### EXERCISE REQUIREMENTS
In the following material, identify every line holding the string "Data" and return it.
..........
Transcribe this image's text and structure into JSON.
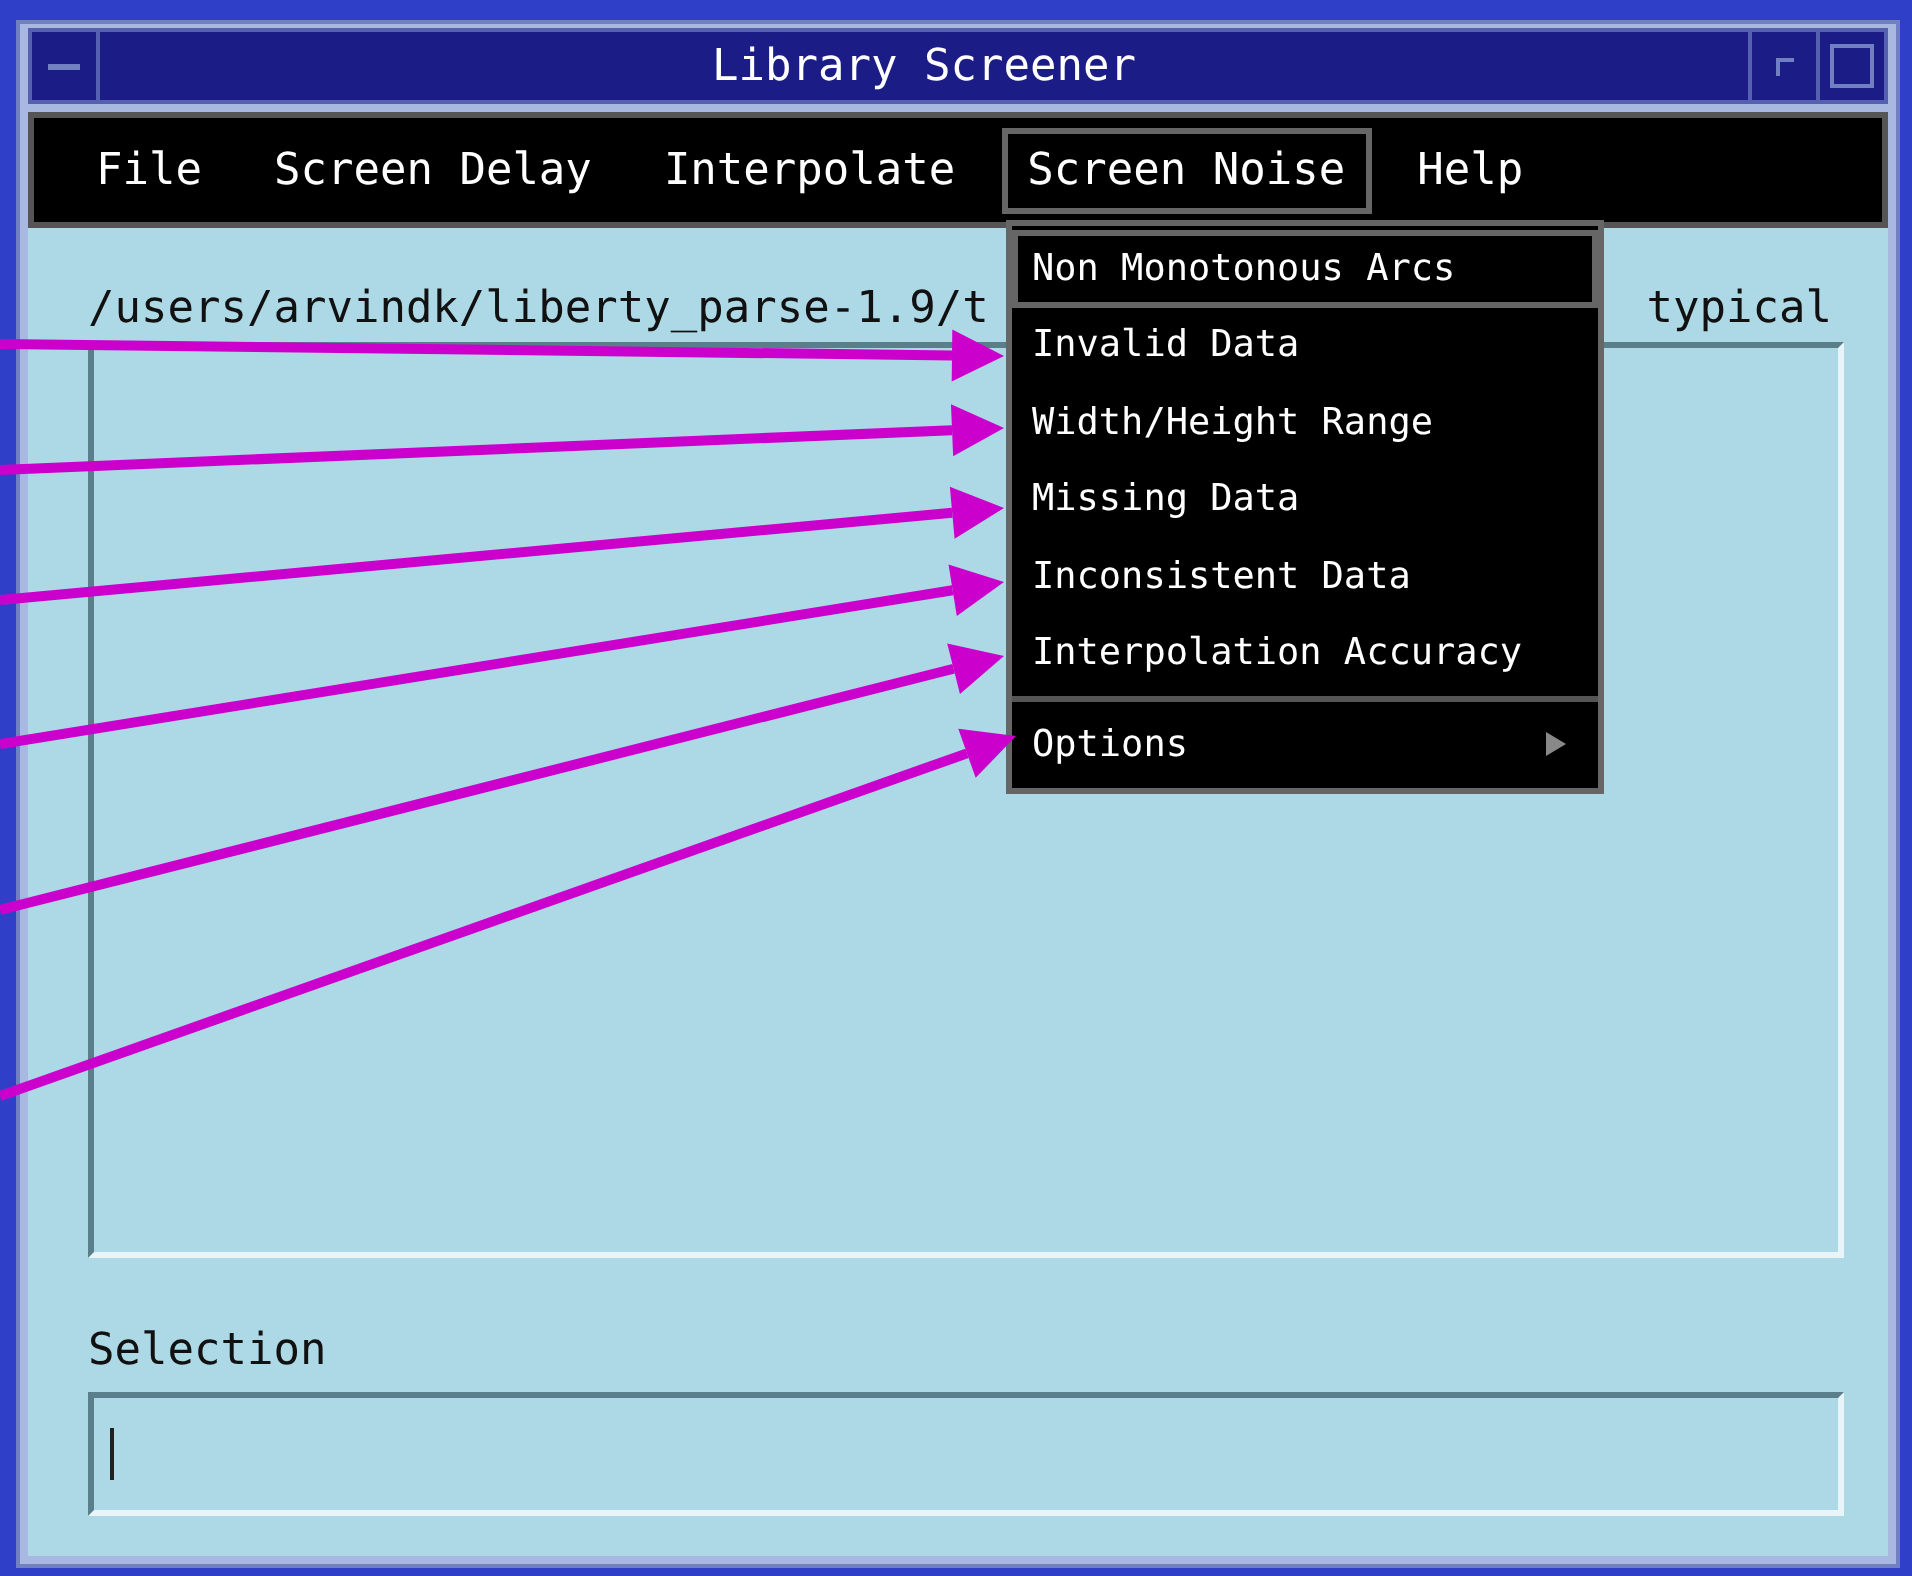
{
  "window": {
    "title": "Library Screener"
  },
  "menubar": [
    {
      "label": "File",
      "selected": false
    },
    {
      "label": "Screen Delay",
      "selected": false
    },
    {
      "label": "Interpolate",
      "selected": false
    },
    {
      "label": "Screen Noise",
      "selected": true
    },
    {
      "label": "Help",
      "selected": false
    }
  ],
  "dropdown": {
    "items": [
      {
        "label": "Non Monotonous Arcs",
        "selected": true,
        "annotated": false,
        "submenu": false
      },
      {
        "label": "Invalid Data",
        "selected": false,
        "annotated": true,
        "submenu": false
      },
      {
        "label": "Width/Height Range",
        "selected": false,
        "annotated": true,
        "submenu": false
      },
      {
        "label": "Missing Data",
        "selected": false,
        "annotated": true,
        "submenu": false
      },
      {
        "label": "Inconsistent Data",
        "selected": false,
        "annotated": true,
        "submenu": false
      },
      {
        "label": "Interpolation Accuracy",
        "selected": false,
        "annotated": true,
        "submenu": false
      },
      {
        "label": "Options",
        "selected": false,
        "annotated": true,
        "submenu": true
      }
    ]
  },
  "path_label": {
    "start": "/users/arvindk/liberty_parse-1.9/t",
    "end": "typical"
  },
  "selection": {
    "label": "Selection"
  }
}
..........
### ANSWER TO THE TASK
        "label": "Invalid Data",
        "label": "Missing Data",
        "label": "Inconsistent Data",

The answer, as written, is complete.